▸ **The problem**: Count the lines in the data below holding the string "used" and write the total by itself.

▸ **Available data**:
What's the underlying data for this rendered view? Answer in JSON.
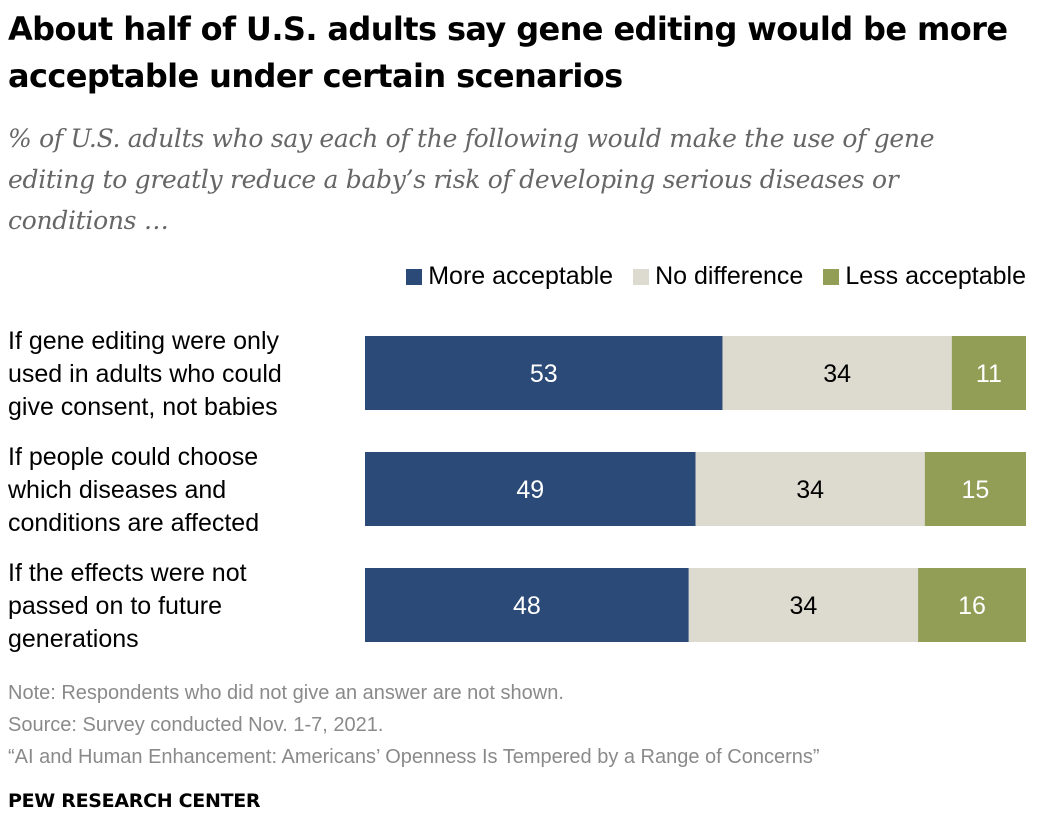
{
  "header": {
    "title": "About half of U.S. adults say gene editing would be more acceptable under certain scenarios",
    "subtitle": "% of U.S. adults who say each of the following would make the use of gene editing to greatly reduce a baby’s risk of developing serious diseases or conditions …"
  },
  "legend": {
    "more": "More acceptable",
    "same": "No difference",
    "less": "Less acceptable"
  },
  "colors": {
    "more": "#2b4a78",
    "same": "#dddbcf",
    "less": "#929d55"
  },
  "chart_data": {
    "type": "bar",
    "orientation": "horizontal",
    "stacked": true,
    "categories": [
      "If gene editing were only used in adults who could give consent, not babies",
      "If people could choose which diseases and conditions are affected",
      "If the effects were not passed on to future generations"
    ],
    "category_lines": [
      [
        "If gene editing were only",
        "used in adults who could",
        "give consent, not babies"
      ],
      [
        "If people could choose",
        "which diseases and",
        "conditions are affected"
      ],
      [
        "If the effects were not",
        "passed on to future",
        "generations"
      ]
    ],
    "series": [
      {
        "name": "More acceptable",
        "values": [
          53,
          49,
          48
        ]
      },
      {
        "name": "No difference",
        "values": [
          34,
          34,
          34
        ]
      },
      {
        "name": "Less acceptable",
        "values": [
          11,
          15,
          16
        ]
      }
    ],
    "legend_position": "top-right"
  },
  "notes": {
    "note": "Note: Respondents who did not give an answer are not shown.",
    "source": "Source: Survey conducted Nov. 1-7, 2021.",
    "report": "“AI and Human Enhancement: Americans’ Openness Is Tempered by a Range of Concerns”"
  },
  "brand": "PEW RESEARCH CENTER"
}
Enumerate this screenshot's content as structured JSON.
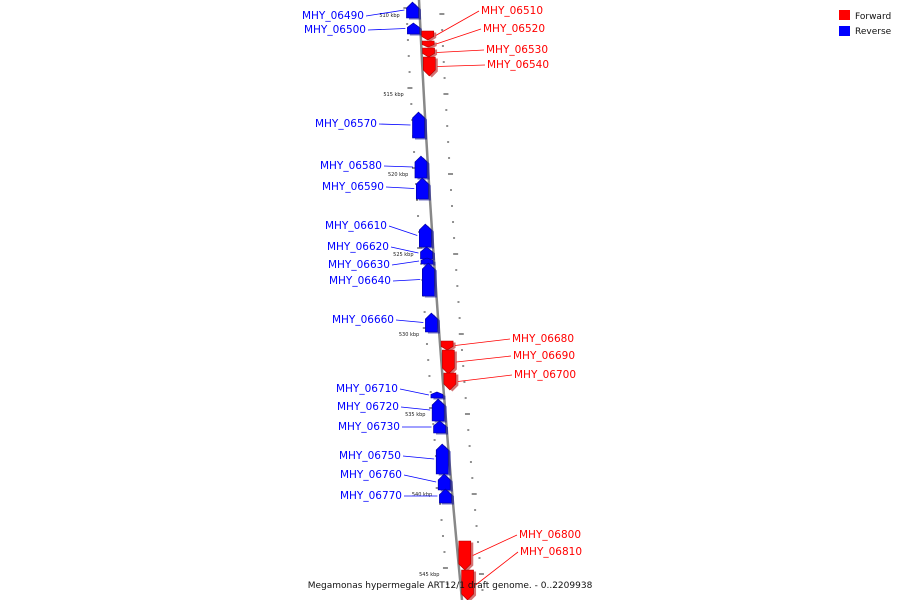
{
  "caption": "Megamonas hypermegale ART12/1 draft genome. - 0..2209938",
  "legend": [
    {
      "label": "Forward",
      "color": "#ff0000"
    },
    {
      "label": "Reverse",
      "color": "#0000ff"
    }
  ],
  "colors": {
    "forward": "#ff0000",
    "reverse": "#0000ff",
    "backbone": "#888888"
  },
  "kbp_labels": [
    "510 kbp",
    "515 kbp",
    "520 kbp",
    "525 kbp",
    "530 kbp",
    "535 kbp",
    "540 kbp",
    "545 kbp"
  ],
  "genes": [
    {
      "name": "MHY_06490",
      "strand": "reverse"
    },
    {
      "name": "MHY_06500",
      "strand": "reverse"
    },
    {
      "name": "MHY_06510",
      "strand": "forward"
    },
    {
      "name": "MHY_06520",
      "strand": "forward"
    },
    {
      "name": "MHY_06530",
      "strand": "forward"
    },
    {
      "name": "MHY_06540",
      "strand": "forward"
    },
    {
      "name": "MHY_06570",
      "strand": "reverse"
    },
    {
      "name": "MHY_06580",
      "strand": "reverse"
    },
    {
      "name": "MHY_06590",
      "strand": "reverse"
    },
    {
      "name": "MHY_06610",
      "strand": "reverse"
    },
    {
      "name": "MHY_06620",
      "strand": "reverse"
    },
    {
      "name": "MHY_06630",
      "strand": "reverse"
    },
    {
      "name": "MHY_06640",
      "strand": "reverse"
    },
    {
      "name": "MHY_06660",
      "strand": "reverse"
    },
    {
      "name": "MHY_06680",
      "strand": "forward"
    },
    {
      "name": "MHY_06690",
      "strand": "forward"
    },
    {
      "name": "MHY_06700",
      "strand": "forward"
    },
    {
      "name": "MHY_06710",
      "strand": "reverse"
    },
    {
      "name": "MHY_06720",
      "strand": "reverse"
    },
    {
      "name": "MHY_06730",
      "strand": "reverse"
    },
    {
      "name": "MHY_06750",
      "strand": "reverse"
    },
    {
      "name": "MHY_06760",
      "strand": "reverse"
    },
    {
      "name": "MHY_06770",
      "strand": "reverse"
    },
    {
      "name": "MHY_06800",
      "strand": "forward"
    },
    {
      "name": "MHY_06810",
      "strand": "forward"
    }
  ]
}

▸ **Answer box**: 2